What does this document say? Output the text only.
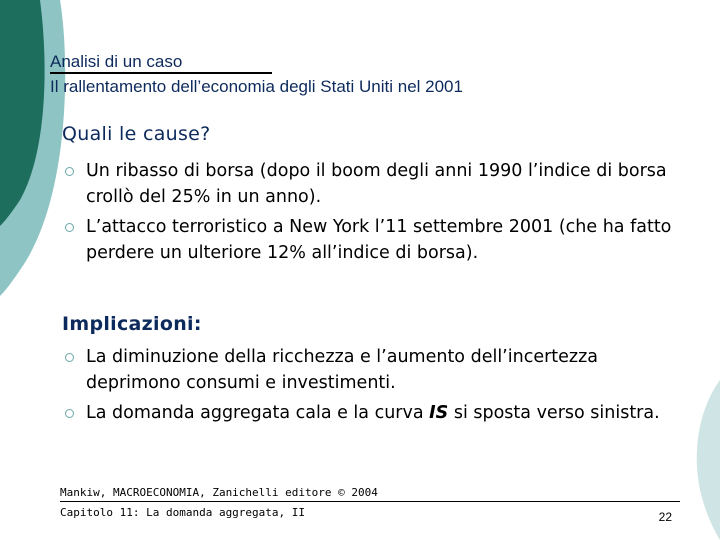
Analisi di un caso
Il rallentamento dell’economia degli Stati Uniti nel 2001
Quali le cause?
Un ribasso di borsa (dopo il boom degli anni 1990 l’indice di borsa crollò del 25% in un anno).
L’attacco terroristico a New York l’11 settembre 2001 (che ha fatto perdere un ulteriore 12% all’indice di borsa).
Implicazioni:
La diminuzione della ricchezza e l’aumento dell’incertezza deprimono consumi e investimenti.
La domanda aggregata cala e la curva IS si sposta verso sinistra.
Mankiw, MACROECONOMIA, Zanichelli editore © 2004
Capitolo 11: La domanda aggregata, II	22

+ + +

Your instructions
Give back all entries exactly. No pictures belong in the copy.

Solution to this task
What does this document say? Output the text only.
Analisi di un caso
Il rallentamento dell’economia degli Stati Uniti nel 2001
Quali le cause?
Un ribasso di borsa (dopo il boom degli anni 1990 l’indice di borsa crollò del 25% in un anno).
L’attacco terroristico a New York l’11 settembre 2001 (che ha fatto perdere un ulteriore 12% all’indice di borsa).
Implicazioni:
La diminuzione della ricchezza e l’aumento dell’incertezza deprimono consumi e investimenti.
La domanda aggregata cala e la curva IS si sposta verso sinistra.
Mankiw, MACROECONOMIA, Zanichelli editore © 2004
Capitolo 11: La domanda aggregata, II	22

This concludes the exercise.